Verilen metin:
==*==

16 Mart 2022 18:43
/
Güncelleme: 17 Mart 2022 10:47

Kadına yönelik şiddete dair düzenleme ağızlara bir parmak baldan öteye gitmedi

Avukat Çağla Yolaşan, AKP’li milletvekilleri tarafından TBMM Başkanlığına sunulan Türk Ceza Kanunu ve Bazı Kanunlarda Değişiklik Yapılmasına Dair Kanun teklifini değerlendirdi.

Kadına yönelik şiddete dair düzenleme ağızlara bir parmak baldan öteye gitmedi

Fotoğraf: Serra Akcan/csgorselarsiv.org

AKP’li milletvekilleri Türk Ceza Kanunu ve Bazı Kanunlarda Değişiklik Yapılmasına Dair Kanun teklifini TBMM Başkanlığına sundu.

Kanun teklifinde, kadına yönelik suçlarda “failin duruşmadaki mahkemeyi etkileye yönelik şekli tutum ve davranışlarının takdiri indirim sebebi olarak” dikkate alınmayacağı, ısrarlı takibin suç olarak tanımlanması, ücretsiz avukat sağlanması ve sağlık çalışanlarına karşı işlenen kasten yaralama suçunun katalog suçlar arasına alınması yer alıyor.

==*==

Yapılacak işler:
1. Kanun teklifi haberinden, "Avukat Çağla Yolaşan, AKP’li" sözlerinin geçtiği yerle başlayıp "TBMM Başkanlığına sundu." ile biten kısmı hiç değiştirmeden yaz.
2. Kanun teklifi haberine göre teklifi değerlendiren avukatın adı ne?
3. Aşağıdaki ifadeler kanun teklifi haberine uyuyor mu? Her birine evet ya da hayır de ve haberden kararı veren sözleri aynen aktar.
(a) Teklifi TBMM Başkanlığına CHP'li milletvekilleri sundu.
(b) Teklifte ısrarlı takibin suç olarak tanımlanması yer alıyor.
(c) Teklif, ücretli avukat sağlanmasını öngörüyor.

Veri bölümü:
==*==

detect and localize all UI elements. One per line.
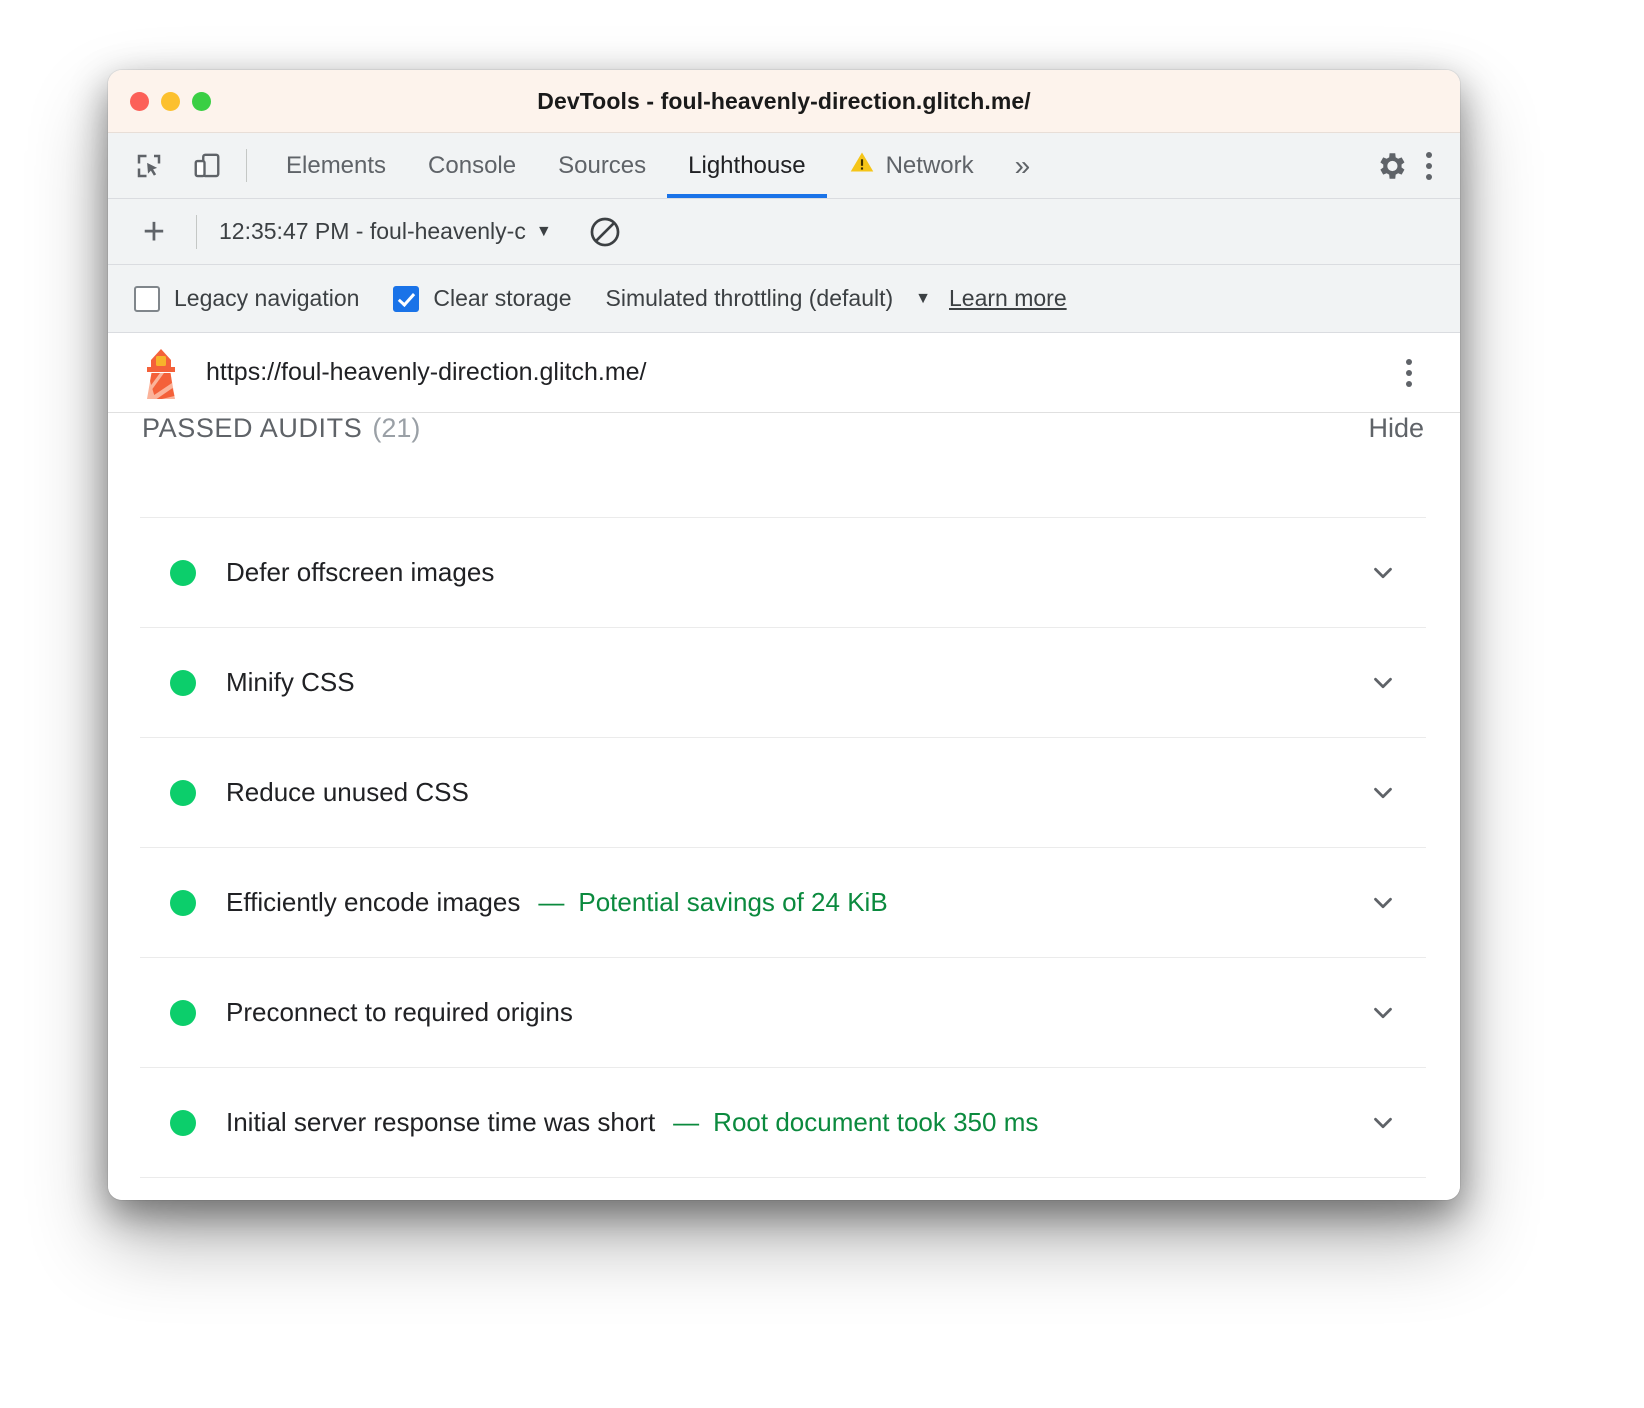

==*==

Sırayla cevaplar:
1.
Avukat Çağla Yolaşan, AKP’li milletvekilleri tarafından TBMM Başkanlığına sunulan Türk Ceza Kanunu ve Bazı Kanunlarda Değişiklik Yapılmasına Dair Kanun teklifini değerlendirdi.

Kadına yönelik şiddete dair düzenleme ağızlara bir parmak baldan öteye gitmedi

Fotoğraf: Serra Akcan/csgorselarsiv.org

AKP’li milletvekilleri Türk Ceza Kanunu ve Bazı Kanunlarda Değişiklik Yapılmasına Dair Kanun teklifini TBMM Başkanlığına sundu.

2. Çağla Yolaşan

3.
(a) Hayır: "AKP’li milletvekilleri Türk Ceza Kanunu ve Bazı Kanunlarda Değişiklik Yapılmasına Dair Kanun teklifini TBMM Başkanlığına sundu."
(b) Evet: "ısrarlı takibin suç olarak tanımlanması"
(c) Hayır: "ücretsiz avukat sağlanması"